WHAT THE TASK ASKS |
Copy out the lines that have "JSON" in them.

SUPPLIED DATA |

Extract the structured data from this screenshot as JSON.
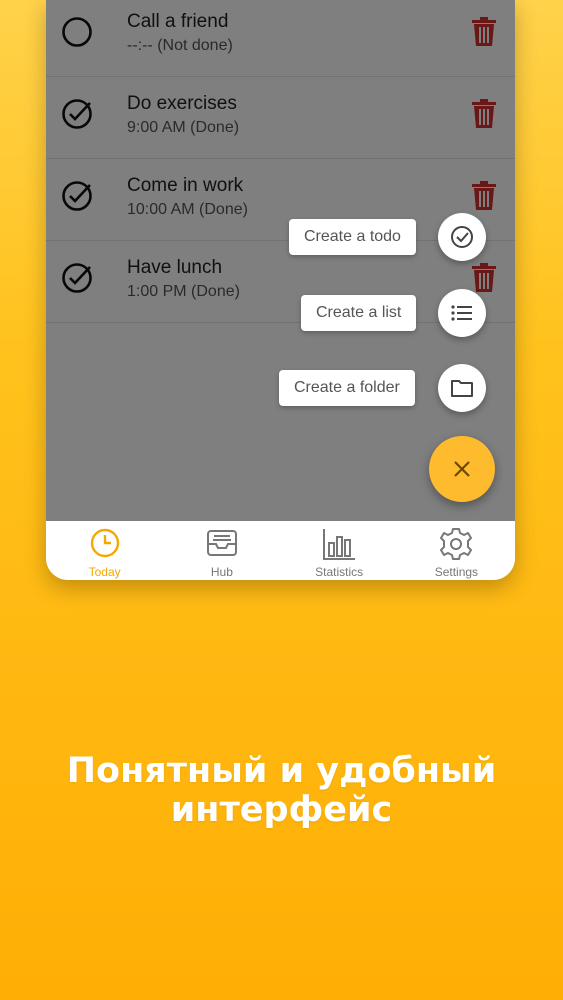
{
  "todos": [
    {
      "title": "Call a  friend",
      "subtitle": "--:-- (Not done)",
      "done": false
    },
    {
      "title": "Do exercises",
      "subtitle": "9:00 AM (Done)",
      "done": true
    },
    {
      "title": "Come in work",
      "subtitle": "10:00 AM (Done)",
      "done": true
    },
    {
      "title": "Have lunch",
      "subtitle": "1:00 PM (Done)",
      "done": true
    }
  ],
  "fab_menu": {
    "create_todo": "Create a todo",
    "create_list": "Create a list",
    "create_folder": "Create a folder"
  },
  "tabs": [
    {
      "label": "Today",
      "icon": "clock-icon",
      "active": true
    },
    {
      "label": "Hub",
      "icon": "inbox-icon",
      "active": false
    },
    {
      "label": "Statistics",
      "icon": "bar-chart-icon",
      "active": false
    },
    {
      "label": "Settings",
      "icon": "gear-icon",
      "active": false
    }
  ],
  "promo": {
    "line1": "Понятный и удобный",
    "line2": "интерфейс"
  },
  "colors": {
    "accent": "#fdbb2d",
    "delete": "#d32f2f",
    "active_tab": "#f5a800"
  }
}
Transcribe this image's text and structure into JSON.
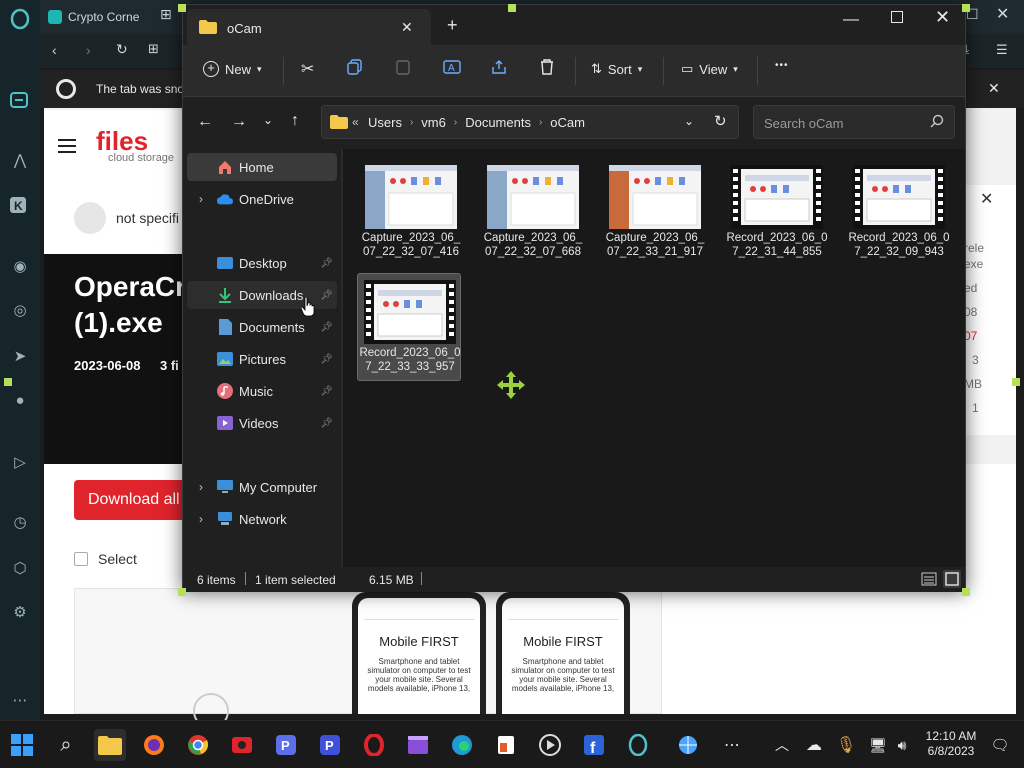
{
  "opera": {
    "tab_title": "Crypto Corne",
    "notification": "The tab was sno",
    "site_logo": "files",
    "site_logo_sub": "cloud storage",
    "user_text": "not specifi",
    "page_title_1": "OperaCr",
    "page_title_2": "(1).exe",
    "meta": "2023-06-08",
    "meta_sep": "3 fi",
    "download_btn": "Download all",
    "select_label": "Select",
    "right_col": [
      "rele",
      "exe",
      "ed",
      "08",
      "07",
      "3",
      "MB",
      "1"
    ],
    "phone_headline": "Mobile FIRST",
    "phone_brand": "Mobile FIRST",
    "phone_body": "Smartphone and tablet simulator on computer to test your mobile site. Several models available, iPhone 13,"
  },
  "explorer": {
    "tab_title": "oCam",
    "toolbar": {
      "new_label": "New",
      "sort_label": "Sort",
      "view_label": "View",
      "more_label": "•••"
    },
    "breadcrumb": [
      "Users",
      "vm6",
      "Documents",
      "oCam"
    ],
    "breadcrumb_prefix": "«",
    "search_placeholder": "Search oCam",
    "nav": {
      "home": "Home",
      "onedrive": "OneDrive",
      "desktop": "Desktop",
      "downloads": "Downloads",
      "documents": "Documents",
      "pictures": "Pictures",
      "music": "Music",
      "videos": "Videos",
      "my_computer": "My Computer",
      "network": "Network"
    },
    "files": [
      {
        "name": "Capture_2023_06_07_22_32_07_416",
        "kind": "image"
      },
      {
        "name": "Capture_2023_06_07_22_32_07_668",
        "kind": "image"
      },
      {
        "name": "Capture_2023_06_07_22_33_21_917",
        "kind": "image"
      },
      {
        "name": "Record_2023_06_07_22_31_44_855",
        "kind": "video"
      },
      {
        "name": "Record_2023_06_07_22_32_09_943",
        "kind": "video"
      },
      {
        "name": "Record_2023_06_07_22_33_33_957",
        "kind": "video",
        "selected": true
      }
    ],
    "status": {
      "items": "6 items",
      "selected": "1 item selected",
      "size": "6.15 MB"
    }
  },
  "taskbar": {
    "time": "12:10 AM",
    "date": "6/8/2023"
  },
  "colors": {
    "accent_blue": "#4aa3ff",
    "folder_yellow": "#f3c84b",
    "opera_red": "#e0242c",
    "handle_green": "#b6e05a"
  }
}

RESPONSE FOR THIS EXERCISE |
Extract the structured data from this screenshot as JSON.
Transcribe this image's text and structure into JSON.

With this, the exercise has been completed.